Start of GIVEN RECORDS

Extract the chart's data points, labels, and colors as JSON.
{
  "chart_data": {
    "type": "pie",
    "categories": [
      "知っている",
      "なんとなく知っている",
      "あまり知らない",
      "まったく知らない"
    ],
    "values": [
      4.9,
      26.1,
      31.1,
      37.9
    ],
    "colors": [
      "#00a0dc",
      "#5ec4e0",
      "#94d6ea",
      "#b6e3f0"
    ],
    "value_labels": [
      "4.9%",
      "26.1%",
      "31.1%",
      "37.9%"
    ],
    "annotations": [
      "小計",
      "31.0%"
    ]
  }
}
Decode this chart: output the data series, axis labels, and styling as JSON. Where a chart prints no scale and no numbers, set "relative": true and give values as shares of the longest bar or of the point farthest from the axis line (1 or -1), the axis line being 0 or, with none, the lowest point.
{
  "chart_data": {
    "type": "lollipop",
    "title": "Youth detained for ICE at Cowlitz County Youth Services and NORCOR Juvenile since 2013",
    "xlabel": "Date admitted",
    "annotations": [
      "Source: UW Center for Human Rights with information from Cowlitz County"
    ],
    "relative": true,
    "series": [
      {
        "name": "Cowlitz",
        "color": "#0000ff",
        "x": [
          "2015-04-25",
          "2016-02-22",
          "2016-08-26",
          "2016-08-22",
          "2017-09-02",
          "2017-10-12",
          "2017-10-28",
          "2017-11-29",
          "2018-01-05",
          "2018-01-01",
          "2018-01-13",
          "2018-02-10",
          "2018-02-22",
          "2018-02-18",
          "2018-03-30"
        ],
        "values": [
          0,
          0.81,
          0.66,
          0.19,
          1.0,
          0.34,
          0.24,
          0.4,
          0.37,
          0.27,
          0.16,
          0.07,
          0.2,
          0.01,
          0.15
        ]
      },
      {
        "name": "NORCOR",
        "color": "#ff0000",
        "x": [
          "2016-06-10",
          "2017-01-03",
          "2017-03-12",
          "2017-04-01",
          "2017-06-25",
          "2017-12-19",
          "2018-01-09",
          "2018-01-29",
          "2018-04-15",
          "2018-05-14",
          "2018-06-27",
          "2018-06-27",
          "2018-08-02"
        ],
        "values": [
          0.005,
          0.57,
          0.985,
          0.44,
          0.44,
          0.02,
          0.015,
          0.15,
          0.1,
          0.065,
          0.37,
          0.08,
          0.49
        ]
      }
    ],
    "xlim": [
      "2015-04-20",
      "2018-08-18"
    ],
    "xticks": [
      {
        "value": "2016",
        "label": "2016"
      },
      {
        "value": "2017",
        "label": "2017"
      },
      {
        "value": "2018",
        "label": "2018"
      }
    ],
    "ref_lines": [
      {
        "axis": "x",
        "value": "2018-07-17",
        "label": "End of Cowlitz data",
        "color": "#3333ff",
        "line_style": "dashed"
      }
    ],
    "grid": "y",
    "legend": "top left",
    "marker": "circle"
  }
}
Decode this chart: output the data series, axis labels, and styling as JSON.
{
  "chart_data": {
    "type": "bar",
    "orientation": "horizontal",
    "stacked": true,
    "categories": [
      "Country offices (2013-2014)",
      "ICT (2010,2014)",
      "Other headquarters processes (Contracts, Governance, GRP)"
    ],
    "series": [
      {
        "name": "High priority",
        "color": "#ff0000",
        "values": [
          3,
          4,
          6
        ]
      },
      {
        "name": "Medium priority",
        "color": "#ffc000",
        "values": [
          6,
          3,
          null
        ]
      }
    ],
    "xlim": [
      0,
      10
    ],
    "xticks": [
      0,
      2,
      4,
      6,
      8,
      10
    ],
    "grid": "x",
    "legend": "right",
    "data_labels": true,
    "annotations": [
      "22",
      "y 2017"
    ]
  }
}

End of GIVEN RECORDS

• _WRITTEN PROBLEM_
How many lines in the records above hold the word "County"? Give only the number.

• _WRITTEN REPLY_
2